** Start ARTICLE **

MCC Brussels has so far relied on an exemption that states it does not have to disclose financial figures for the first two years after joining the registry, which it did in January 2024.
However, CEO claims that MCC Brussels should have registered sooner, given it has been lobbying on EU policy since it launched in late 2022.
At the time of its launch, chair Balázs Orbán stated that MCC Brussels would “attempt to acquaint European policymakers with its distinct approach toward the political, socioeconomic, and cultural issues of our time”, and it published a briefing in January 2023 calling for “a total overhaul of EU policies” on innovation and regulation.
EU rules state that any group “organising or participating in meetings, conferences or events” or “preparing or commissioning policy and position papers” should join the transparency register.
“The fact that they only joined the transparency register as late as in January 2024 does not justify bypassing basic transparency obligations,” the CEO complaint states. MCC Brussels told DeSmog that it was unable to join the register until its status as an independent legal entity was confirmed.
The European Commission will now decide whether to launch an investigation following the complaint, although a final decision would not be expected for several months.
A spokesperson for MCC Brussels said that the group “has been open about its intents and purposes since we set foot in the city” and that it has “complied with all the relevant requirements of the transparency register.”
When previously asked by DeSmog about the funding sources of MCC Brussels, its executive director Frank Furedi said that he maintained “complete independence” over its output and agenda.
He added that he would be “prepared to take money from the devil, because I think I’ve got enough integrity, that you know, I’m not going to play to their tune.”

** End ARTICLE **
** Start DATA SECTION **

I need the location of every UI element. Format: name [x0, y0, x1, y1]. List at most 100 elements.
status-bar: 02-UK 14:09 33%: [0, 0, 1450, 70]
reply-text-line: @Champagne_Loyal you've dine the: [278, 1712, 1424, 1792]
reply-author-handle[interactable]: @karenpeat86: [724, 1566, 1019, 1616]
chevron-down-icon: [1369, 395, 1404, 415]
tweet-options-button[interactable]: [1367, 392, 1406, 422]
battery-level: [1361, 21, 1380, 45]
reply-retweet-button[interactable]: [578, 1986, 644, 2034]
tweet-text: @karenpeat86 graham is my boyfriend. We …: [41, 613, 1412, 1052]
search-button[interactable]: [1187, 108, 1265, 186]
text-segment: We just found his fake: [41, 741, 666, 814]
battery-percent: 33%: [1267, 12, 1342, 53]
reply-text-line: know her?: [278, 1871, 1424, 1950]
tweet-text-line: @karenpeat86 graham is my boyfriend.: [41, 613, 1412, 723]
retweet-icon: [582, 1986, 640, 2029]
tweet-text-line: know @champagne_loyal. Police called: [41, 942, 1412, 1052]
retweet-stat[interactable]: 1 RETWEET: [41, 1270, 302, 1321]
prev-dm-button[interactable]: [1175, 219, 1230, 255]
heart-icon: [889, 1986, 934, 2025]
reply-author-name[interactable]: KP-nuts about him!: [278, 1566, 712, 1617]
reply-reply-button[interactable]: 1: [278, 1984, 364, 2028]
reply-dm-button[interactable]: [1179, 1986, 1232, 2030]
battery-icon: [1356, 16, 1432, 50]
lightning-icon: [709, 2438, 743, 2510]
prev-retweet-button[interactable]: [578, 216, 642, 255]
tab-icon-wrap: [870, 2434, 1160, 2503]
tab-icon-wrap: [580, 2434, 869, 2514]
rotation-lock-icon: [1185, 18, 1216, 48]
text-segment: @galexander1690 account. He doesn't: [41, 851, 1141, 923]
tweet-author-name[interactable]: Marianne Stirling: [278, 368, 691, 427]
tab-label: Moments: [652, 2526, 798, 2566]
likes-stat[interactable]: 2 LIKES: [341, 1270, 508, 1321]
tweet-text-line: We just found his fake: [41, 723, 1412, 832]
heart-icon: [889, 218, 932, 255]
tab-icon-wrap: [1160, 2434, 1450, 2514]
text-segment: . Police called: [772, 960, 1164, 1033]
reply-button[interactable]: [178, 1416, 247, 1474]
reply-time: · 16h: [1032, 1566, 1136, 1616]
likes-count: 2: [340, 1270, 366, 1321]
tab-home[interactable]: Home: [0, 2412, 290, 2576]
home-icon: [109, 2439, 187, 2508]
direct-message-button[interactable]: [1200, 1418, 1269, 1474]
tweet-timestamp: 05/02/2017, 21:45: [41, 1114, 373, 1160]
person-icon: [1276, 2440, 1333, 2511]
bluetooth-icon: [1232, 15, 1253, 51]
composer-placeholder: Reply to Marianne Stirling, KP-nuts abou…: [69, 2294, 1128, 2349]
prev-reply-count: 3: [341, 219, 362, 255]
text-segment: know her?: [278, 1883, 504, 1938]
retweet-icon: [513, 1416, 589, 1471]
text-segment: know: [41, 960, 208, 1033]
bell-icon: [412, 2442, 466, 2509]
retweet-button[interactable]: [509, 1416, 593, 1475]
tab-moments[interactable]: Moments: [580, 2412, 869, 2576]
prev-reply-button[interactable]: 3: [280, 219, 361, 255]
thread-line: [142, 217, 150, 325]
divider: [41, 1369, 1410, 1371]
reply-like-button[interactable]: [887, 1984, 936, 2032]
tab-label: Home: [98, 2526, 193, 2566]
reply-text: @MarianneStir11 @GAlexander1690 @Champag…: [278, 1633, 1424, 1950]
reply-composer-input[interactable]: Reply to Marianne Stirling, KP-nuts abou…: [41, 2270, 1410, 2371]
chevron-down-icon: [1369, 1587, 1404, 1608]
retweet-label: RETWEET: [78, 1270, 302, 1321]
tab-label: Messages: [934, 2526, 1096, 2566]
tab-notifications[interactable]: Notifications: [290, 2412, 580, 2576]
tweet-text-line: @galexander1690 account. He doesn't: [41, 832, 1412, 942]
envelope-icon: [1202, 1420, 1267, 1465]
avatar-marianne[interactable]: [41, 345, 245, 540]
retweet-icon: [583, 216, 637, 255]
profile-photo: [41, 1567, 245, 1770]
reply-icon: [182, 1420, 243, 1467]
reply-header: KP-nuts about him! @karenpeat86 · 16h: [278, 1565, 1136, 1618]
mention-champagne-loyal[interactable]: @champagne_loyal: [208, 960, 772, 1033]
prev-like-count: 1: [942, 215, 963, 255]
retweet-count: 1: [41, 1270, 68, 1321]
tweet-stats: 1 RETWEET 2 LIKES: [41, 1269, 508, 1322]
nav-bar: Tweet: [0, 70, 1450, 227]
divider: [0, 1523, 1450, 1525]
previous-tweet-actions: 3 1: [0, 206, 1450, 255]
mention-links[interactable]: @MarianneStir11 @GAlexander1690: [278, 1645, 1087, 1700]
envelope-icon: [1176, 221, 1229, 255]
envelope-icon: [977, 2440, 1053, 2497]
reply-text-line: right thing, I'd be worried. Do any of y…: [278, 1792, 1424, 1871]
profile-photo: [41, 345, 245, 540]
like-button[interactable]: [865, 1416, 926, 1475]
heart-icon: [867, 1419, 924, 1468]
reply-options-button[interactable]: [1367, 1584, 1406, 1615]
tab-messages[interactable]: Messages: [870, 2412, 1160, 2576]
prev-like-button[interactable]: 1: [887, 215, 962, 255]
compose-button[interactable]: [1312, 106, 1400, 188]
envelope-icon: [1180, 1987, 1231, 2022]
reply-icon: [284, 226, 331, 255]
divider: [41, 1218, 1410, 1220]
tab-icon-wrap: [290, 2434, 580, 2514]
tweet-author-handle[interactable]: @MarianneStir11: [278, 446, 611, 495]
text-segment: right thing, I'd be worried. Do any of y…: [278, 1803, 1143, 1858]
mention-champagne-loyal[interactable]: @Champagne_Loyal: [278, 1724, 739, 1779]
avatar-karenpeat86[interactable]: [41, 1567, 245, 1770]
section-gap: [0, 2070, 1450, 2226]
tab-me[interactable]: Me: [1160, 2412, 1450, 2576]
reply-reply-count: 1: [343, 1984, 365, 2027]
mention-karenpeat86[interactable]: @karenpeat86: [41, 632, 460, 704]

** End DATA SECTION **

*WORK TO DO:*
(a) According to the article on MCC Brussels and the EU transparency register, when did MCC Brussels join the register?
(b) Write the next part of the article on MCC Brussels and the EU transparency register, picking up after its final sentence.

*TASK RESPONSES:*
(a) January 2024

(b)
NGOs Under the Spotlight
The complaint comes at a moment of growing tension over the funding of advocacy groups in the EU. Over recent months, right-wing parties in the European Parliament and countries including Hungary have escalated calls for the EU to remove funding for NGOs that lobby the bloc.
Several European Commission’s funds direct money to climate and civil rights charities and, in February, MCC Brussels published a report accusing the EU of funding a “shadowy network of NGOs and think tanks” through its Citizens, Equality, Rights and Values (CERV) programme. This scheme aims to support work protecting fundamental rights such as democracy and equality, according to the Commission.
MCC Brussels called for the introduction of an EU DOGE – a reference to Elon Musk’s controversial Department of Government Efficiency, which has slashed funding for the country’s foreign aid programme and has been widely criticised for gaining unauthorised access to sensitive government files.
Orbán – who has severely restricted political, media, and judicial freedoms in Hungary over recent years – is an ally of the new U.S. President Donald Trump. Speaking in March 2024, while hosting the Hungarian leader at his Mar-a-Lago home in Florida, Trump said: “There’s nobody that’s better, smarter or a better leader than Viktor Orbán. He’s fantastic.”
The NGO funding controversy has already impacted green groups. They were told by the European Commission last year that funds allocated through its LIFE programme – described as “the EU’s funding instrument for the environment and climate action” – could no longer be spent on lobbying work.
The LIFE fund was set up “to counter-balance the interests of other [corporate] actors in the EU arena”, and campaigners have pointed out that LIFE operating grants available for NGOs account for just €15.6 million annually, or 0.006 percent of the EU’s annual budget.
“NGOs foster and protect our democracies and our freedom of speech. Civil society needs those funds to fight for the rule of law, the rights of young people, marginalised communities, workers, and the planet,” said Anja Presnukhina and Luca Guidi, co-spokespeople of the Young European Greens, told DeSmog.
“When NGO funds are being targeted, corporations and politicians alike are simply putting up a smoke screen and trying to conceal their own interests.”
While MCC Brussels campaigns for civil society groups to be stripped of state backing, its parent organisation has been directly funded by the Hungarian government.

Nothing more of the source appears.